» Dataset records
-------------------------

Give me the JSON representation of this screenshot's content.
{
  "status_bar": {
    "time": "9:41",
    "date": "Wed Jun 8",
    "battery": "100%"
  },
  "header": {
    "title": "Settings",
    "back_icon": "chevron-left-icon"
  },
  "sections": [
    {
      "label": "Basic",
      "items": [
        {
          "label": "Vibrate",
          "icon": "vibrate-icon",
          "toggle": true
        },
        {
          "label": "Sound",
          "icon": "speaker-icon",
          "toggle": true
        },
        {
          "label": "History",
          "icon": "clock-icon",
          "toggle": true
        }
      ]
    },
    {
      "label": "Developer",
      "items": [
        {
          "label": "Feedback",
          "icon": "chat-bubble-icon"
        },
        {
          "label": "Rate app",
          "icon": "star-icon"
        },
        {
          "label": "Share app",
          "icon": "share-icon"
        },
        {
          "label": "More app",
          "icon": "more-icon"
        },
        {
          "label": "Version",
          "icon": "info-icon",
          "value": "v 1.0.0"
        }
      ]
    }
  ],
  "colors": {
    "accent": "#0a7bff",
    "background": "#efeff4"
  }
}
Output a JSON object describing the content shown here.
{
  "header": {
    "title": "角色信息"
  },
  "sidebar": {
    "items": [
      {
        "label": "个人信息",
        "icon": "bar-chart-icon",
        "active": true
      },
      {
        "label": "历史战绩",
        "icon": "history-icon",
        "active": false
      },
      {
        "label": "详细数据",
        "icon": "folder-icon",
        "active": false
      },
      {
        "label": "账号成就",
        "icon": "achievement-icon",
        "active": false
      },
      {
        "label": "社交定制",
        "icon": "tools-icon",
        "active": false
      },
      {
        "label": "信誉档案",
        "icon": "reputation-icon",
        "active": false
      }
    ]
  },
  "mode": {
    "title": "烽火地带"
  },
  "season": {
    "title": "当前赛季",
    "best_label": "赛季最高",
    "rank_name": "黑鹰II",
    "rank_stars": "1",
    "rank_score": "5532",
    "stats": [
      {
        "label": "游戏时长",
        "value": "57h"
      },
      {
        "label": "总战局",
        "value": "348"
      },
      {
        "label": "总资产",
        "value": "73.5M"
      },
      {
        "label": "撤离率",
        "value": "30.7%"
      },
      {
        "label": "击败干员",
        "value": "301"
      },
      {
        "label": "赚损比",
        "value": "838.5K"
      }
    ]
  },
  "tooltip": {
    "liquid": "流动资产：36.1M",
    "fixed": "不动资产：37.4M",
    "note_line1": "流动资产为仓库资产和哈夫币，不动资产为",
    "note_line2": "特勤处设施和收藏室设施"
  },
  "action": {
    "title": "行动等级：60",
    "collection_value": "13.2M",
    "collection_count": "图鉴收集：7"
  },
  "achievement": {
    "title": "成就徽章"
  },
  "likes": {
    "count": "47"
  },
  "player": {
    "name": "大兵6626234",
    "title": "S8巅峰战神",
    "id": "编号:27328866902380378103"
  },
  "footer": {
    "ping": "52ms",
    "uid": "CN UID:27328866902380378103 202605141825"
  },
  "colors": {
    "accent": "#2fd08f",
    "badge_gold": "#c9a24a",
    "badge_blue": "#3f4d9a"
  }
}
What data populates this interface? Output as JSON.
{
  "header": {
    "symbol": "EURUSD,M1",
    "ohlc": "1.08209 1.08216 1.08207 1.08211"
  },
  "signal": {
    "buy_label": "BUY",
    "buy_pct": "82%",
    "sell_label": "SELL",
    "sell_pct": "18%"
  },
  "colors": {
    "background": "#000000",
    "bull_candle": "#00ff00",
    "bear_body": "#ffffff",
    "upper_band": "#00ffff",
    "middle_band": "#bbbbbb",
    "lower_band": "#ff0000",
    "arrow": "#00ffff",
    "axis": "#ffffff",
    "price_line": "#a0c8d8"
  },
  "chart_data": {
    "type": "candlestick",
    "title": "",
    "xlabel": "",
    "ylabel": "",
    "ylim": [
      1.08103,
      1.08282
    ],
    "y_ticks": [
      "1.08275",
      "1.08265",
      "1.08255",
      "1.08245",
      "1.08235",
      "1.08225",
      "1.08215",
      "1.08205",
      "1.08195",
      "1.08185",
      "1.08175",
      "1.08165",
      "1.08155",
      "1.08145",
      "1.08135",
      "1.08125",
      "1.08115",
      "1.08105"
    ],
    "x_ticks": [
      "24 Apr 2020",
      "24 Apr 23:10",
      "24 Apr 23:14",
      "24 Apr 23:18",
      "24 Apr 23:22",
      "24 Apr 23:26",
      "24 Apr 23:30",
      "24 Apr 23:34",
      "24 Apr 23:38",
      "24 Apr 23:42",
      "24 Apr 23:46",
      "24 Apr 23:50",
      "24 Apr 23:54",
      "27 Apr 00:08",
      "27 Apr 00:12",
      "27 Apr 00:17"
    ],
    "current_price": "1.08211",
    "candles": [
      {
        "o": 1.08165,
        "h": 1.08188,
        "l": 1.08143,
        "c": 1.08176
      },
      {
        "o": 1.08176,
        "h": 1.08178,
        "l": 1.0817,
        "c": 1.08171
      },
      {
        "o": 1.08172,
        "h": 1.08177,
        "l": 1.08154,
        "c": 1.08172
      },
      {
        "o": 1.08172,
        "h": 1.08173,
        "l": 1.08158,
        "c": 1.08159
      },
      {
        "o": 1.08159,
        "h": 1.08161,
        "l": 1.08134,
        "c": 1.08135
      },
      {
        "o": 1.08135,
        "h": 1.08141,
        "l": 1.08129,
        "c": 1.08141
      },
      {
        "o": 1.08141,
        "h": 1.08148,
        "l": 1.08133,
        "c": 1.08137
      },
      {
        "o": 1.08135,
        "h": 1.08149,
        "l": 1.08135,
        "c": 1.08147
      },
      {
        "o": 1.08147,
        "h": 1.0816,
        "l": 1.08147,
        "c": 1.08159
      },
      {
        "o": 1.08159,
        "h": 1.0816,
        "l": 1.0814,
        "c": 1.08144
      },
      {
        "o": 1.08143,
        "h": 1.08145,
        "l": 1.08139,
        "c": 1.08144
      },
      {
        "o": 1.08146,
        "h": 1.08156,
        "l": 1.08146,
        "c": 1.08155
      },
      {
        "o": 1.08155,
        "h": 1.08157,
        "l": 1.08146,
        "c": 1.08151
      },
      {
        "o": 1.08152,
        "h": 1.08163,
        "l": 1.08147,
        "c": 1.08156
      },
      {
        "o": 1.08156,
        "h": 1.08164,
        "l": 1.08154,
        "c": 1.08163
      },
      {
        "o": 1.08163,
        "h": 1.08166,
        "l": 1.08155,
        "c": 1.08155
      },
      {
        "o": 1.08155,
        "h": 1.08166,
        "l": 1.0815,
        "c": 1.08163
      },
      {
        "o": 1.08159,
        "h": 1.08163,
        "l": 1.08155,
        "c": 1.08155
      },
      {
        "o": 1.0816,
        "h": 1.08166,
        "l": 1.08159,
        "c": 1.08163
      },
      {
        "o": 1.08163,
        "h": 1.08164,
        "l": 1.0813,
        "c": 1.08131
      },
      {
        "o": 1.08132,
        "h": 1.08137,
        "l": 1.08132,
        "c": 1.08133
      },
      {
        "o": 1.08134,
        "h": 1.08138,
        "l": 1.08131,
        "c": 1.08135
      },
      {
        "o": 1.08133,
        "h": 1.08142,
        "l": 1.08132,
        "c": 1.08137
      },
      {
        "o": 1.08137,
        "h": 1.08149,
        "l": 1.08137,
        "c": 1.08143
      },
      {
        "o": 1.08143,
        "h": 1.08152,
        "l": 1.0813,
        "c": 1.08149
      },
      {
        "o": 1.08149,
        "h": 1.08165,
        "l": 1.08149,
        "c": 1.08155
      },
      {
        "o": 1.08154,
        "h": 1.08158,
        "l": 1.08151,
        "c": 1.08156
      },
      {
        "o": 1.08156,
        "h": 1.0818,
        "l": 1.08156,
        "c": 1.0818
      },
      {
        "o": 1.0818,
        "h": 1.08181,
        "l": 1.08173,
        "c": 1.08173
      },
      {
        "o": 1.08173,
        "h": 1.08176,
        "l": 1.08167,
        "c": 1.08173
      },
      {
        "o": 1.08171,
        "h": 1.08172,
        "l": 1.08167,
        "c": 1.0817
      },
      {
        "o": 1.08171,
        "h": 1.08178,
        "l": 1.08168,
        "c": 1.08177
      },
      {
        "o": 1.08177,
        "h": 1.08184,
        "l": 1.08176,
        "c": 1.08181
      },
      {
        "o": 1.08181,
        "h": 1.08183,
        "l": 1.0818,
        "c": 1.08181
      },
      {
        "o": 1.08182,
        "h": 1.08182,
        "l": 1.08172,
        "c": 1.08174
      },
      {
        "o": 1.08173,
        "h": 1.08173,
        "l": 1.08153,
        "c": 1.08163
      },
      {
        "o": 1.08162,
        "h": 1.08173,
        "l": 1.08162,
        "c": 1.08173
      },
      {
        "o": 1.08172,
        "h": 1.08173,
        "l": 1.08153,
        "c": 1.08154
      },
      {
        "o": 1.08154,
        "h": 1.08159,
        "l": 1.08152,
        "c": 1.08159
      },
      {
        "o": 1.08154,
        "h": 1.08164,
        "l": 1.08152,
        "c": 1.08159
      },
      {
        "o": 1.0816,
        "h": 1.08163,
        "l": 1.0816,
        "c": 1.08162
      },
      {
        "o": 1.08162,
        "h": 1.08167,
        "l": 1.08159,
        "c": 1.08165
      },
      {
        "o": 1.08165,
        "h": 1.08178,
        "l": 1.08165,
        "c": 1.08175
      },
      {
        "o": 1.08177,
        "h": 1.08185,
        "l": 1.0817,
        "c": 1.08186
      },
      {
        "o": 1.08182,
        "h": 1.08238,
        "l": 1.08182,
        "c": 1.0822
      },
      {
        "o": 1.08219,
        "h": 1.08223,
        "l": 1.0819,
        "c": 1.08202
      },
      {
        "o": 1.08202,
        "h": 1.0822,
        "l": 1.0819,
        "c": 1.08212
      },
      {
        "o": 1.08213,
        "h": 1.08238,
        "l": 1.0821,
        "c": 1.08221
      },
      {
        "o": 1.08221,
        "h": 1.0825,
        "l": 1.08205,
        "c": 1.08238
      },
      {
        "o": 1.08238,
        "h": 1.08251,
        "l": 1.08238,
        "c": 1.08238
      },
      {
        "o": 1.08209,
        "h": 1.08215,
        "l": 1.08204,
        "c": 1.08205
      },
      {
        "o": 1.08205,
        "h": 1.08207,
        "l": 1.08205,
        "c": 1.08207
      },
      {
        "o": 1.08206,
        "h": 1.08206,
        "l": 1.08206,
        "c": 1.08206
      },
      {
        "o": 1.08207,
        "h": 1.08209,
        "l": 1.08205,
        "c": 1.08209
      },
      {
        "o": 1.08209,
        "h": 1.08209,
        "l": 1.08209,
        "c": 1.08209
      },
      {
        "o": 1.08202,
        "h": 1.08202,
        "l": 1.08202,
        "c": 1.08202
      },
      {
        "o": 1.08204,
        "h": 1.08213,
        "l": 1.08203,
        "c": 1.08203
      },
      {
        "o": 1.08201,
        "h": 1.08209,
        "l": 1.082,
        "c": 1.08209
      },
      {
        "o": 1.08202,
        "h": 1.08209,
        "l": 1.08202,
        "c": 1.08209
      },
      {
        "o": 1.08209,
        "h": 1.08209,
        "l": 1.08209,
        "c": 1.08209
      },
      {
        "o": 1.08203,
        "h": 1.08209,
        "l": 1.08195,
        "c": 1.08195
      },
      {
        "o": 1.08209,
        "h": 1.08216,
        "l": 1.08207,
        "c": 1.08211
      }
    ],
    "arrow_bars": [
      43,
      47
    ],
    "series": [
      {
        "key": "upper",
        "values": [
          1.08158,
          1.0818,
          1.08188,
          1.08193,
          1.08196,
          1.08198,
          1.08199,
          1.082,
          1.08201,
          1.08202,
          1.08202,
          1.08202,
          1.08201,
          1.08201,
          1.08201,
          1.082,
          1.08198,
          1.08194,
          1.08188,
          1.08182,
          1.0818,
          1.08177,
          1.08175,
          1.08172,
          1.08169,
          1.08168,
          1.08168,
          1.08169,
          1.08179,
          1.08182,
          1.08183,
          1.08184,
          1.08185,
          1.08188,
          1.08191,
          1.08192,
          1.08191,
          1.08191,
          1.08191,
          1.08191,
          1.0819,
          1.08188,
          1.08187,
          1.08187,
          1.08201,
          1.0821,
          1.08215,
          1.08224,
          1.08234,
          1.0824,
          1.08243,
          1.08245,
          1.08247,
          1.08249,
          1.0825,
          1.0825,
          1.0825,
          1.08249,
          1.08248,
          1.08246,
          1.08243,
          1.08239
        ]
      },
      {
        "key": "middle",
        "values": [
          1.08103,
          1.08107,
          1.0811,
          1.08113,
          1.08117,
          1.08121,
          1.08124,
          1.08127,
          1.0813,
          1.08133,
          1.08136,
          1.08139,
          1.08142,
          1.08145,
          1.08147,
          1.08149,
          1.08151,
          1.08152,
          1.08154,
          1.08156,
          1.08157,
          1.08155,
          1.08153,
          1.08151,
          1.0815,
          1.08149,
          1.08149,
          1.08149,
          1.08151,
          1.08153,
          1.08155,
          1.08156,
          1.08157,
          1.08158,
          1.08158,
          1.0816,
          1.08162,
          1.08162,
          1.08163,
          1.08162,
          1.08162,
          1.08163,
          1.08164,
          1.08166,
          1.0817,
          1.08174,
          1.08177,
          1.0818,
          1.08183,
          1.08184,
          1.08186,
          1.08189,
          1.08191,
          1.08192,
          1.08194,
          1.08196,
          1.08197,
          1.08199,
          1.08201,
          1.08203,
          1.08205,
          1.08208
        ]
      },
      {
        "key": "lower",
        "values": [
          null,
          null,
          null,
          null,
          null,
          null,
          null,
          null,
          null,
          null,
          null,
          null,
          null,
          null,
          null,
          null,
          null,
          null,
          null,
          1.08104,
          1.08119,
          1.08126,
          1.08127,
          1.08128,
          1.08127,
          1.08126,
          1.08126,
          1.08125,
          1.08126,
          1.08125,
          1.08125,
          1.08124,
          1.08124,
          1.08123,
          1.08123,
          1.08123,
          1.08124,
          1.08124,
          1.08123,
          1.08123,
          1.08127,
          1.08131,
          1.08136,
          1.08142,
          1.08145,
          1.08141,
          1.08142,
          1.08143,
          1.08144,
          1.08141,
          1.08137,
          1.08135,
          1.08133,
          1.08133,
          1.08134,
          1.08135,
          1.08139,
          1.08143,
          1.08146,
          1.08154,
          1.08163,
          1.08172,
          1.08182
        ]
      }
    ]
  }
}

-------------------------

» What needs to be done
Show all lines from the records above where the word "background" occurs.

» Final result
    "background": "#efeff4"
    "background": "#000000",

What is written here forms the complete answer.